WRITTEN REQUEST:
Scan the data for "subtitle" and copy the lines it appears in.

AVAILABLE DATA:

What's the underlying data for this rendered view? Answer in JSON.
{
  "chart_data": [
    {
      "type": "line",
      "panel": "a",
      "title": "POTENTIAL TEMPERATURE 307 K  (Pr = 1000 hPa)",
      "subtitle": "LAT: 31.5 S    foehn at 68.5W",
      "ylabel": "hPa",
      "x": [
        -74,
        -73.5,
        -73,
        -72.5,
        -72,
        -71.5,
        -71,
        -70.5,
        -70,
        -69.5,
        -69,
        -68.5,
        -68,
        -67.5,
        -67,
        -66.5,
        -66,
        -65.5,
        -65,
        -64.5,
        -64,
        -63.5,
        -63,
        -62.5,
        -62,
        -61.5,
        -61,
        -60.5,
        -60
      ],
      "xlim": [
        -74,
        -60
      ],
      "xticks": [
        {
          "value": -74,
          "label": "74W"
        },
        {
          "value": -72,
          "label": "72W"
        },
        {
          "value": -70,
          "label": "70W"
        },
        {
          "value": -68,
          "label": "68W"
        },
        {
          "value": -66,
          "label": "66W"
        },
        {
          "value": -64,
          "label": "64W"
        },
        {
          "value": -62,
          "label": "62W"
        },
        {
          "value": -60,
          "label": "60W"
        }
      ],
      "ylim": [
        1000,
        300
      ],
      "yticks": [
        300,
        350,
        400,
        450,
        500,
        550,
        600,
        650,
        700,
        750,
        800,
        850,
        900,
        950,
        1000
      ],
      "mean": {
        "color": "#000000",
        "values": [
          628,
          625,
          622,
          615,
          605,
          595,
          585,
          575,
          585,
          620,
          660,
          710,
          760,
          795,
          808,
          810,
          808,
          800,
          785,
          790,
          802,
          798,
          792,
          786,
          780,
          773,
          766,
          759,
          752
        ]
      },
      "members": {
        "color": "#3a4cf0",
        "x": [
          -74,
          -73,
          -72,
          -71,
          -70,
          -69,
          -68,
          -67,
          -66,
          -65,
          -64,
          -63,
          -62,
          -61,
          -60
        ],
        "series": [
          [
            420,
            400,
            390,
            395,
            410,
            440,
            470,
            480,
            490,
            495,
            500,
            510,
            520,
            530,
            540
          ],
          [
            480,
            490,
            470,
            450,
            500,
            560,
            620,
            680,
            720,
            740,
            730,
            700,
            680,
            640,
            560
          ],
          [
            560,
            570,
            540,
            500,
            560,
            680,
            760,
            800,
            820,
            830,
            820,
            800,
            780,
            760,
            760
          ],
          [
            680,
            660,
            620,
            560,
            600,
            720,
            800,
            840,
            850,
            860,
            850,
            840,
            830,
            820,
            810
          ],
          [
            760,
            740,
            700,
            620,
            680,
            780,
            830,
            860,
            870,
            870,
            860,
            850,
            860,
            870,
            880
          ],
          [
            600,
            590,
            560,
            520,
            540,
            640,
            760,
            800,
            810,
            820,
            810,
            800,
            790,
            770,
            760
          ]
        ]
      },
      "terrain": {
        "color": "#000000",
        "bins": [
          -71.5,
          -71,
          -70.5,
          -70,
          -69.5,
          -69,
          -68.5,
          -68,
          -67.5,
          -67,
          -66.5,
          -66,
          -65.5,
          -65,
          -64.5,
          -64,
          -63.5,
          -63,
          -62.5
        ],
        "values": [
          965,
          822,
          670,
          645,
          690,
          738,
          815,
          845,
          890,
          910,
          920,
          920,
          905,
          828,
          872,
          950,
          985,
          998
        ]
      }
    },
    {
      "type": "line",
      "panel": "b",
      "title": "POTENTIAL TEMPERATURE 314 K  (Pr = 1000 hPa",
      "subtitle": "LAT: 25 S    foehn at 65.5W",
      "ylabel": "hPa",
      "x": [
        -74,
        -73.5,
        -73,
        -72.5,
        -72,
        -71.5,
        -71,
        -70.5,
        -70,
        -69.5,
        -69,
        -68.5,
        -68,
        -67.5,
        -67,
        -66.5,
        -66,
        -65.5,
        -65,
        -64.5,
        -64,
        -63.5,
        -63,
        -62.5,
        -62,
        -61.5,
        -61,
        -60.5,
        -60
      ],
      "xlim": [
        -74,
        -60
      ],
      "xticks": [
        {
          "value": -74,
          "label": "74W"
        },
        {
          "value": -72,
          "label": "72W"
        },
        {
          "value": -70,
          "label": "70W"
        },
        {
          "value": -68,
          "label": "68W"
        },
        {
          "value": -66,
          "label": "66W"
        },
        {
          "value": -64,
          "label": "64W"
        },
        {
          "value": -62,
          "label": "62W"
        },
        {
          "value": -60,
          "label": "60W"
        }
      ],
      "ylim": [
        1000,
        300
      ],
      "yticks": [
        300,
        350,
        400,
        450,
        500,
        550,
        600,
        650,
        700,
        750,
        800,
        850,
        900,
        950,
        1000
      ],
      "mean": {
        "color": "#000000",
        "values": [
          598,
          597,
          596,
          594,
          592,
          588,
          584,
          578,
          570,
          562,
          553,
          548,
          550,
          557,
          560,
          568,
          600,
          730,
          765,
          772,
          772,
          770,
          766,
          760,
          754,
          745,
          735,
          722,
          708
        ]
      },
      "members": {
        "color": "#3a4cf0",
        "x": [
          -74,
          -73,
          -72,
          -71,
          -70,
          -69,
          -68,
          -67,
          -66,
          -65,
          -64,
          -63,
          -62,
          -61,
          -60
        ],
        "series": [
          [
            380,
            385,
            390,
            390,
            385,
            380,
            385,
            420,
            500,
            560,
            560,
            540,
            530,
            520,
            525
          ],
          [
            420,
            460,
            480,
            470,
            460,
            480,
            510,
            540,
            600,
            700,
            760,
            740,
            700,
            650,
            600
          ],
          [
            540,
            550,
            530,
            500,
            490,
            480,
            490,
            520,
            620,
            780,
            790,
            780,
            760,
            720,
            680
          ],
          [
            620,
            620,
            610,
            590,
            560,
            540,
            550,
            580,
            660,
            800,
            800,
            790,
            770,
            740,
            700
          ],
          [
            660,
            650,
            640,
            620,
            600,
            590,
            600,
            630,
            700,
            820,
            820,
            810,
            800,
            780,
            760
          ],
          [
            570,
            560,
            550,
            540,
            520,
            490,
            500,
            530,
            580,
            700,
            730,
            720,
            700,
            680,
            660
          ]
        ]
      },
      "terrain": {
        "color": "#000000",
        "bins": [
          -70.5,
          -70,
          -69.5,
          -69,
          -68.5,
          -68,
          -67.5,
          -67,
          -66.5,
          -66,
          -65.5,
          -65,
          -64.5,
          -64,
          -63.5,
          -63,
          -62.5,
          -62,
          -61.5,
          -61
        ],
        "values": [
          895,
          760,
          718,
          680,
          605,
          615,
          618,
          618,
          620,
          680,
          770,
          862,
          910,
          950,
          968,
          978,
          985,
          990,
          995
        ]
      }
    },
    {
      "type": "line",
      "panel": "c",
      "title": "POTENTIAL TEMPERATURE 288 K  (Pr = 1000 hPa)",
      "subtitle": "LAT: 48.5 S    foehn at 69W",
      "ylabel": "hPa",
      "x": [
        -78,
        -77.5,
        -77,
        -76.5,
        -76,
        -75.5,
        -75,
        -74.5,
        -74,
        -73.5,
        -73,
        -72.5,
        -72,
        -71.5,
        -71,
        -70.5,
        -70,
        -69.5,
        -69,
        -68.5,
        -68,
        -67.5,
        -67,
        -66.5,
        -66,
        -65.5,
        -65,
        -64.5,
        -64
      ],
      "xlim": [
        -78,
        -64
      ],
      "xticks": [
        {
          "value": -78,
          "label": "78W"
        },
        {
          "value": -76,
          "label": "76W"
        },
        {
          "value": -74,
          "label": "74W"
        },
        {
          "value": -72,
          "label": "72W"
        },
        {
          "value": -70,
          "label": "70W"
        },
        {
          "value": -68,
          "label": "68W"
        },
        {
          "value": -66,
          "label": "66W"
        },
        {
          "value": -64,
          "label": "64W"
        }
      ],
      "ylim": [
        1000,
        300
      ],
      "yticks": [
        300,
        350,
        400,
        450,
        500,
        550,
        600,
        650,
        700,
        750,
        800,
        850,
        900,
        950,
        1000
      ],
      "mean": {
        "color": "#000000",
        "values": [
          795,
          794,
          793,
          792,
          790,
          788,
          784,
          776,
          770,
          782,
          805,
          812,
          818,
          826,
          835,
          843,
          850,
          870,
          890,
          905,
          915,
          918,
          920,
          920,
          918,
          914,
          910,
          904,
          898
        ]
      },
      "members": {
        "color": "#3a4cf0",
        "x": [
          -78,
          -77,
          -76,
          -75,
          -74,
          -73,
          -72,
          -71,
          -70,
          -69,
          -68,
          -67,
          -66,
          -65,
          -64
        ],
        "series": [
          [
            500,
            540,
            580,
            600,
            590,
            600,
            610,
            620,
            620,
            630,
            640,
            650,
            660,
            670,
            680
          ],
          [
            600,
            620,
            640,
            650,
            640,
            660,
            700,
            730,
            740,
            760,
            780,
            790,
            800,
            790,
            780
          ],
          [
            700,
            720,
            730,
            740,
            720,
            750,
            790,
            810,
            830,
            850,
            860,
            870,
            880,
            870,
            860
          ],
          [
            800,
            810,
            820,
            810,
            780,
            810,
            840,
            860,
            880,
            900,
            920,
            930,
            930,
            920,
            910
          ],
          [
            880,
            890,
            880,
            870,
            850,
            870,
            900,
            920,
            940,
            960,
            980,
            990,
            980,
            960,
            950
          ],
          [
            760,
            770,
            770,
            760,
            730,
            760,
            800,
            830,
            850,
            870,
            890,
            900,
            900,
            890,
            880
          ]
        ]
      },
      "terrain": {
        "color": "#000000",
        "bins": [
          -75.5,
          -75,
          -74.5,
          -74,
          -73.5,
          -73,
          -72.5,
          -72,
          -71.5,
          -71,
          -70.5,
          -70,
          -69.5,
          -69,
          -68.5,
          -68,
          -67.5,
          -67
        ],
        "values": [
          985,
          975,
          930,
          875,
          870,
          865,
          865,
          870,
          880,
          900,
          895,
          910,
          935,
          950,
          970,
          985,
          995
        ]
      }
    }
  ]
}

CORRECT ANSWER:
      "subtitle": "LAT: 31.5 S    foehn at 68.5W",
      "subtitle": "LAT: 25 S    foehn at 65.5W",
      "subtitle": "LAT: 48.5 S    foehn at 69W",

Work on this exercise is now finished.